>>>
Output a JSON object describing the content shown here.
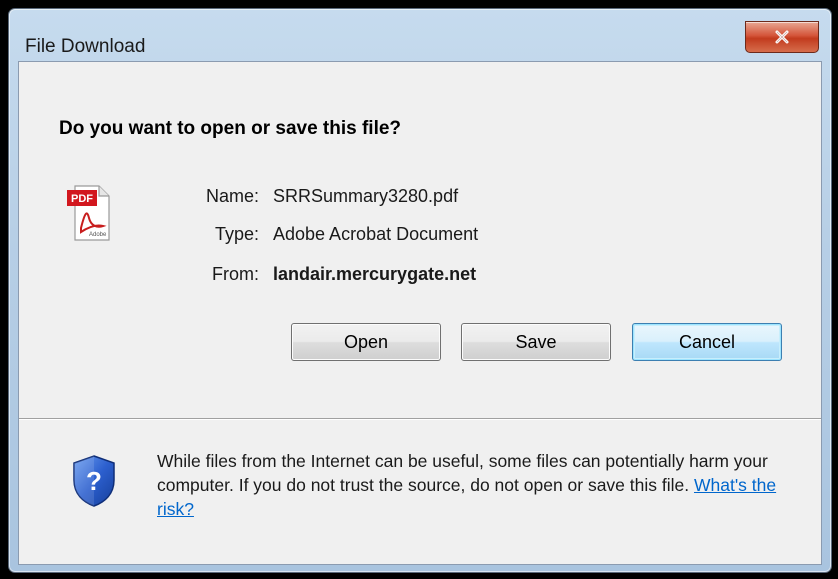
{
  "window": {
    "title": "File Download",
    "close_icon": "close-icon"
  },
  "dialog": {
    "heading": "Do you want to open or save this file?",
    "file_icon": "pdf-file-icon",
    "file": {
      "name_label": "Name:",
      "name_value": "SRRSummary3280.pdf",
      "type_label": "Type:",
      "type_value": "Adobe Acrobat Document",
      "from_label": "From:",
      "from_value": "landair.mercurygate.net"
    },
    "buttons": {
      "open": "Open",
      "save": "Save",
      "cancel": "Cancel"
    },
    "warning": {
      "icon": "security-shield-icon",
      "text": "While files from the Internet can be useful, some files can potentially harm your computer. If you do not trust the source, do not open or save this file. ",
      "link": "What's the risk?"
    }
  },
  "colors": {
    "client_background": "#f0f0f0",
    "link": "#0066cc",
    "close_button": "#c23b1e",
    "default_button_border": "#3c7fb1"
  }
}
<<<
Stated problem —
Leave out the pictures and retype every line above exactly.

Output of the task —
Output a JSON object describing the content shown here.
{
  "window": {
    "title": "File Download",
    "close_icon": "close-icon"
  },
  "dialog": {
    "heading": "Do you want to open or save this file?",
    "file_icon": "pdf-file-icon",
    "file": {
      "name_label": "Name:",
      "name_value": "SRRSummary3280.pdf",
      "type_label": "Type:",
      "type_value": "Adobe Acrobat Document",
      "from_label": "From:",
      "from_value": "landair.mercurygate.net"
    },
    "buttons": {
      "open": "Open",
      "save": "Save",
      "cancel": "Cancel"
    },
    "warning": {
      "icon": "security-shield-icon",
      "text": "While files from the Internet can be useful, some files can potentially harm your computer. If you do not trust the source, do not open or save this file. ",
      "link": "What's the risk?"
    }
  },
  "colors": {
    "client_background": "#f0f0f0",
    "link": "#0066cc",
    "close_button": "#c23b1e",
    "default_button_border": "#3c7fb1"
  }
}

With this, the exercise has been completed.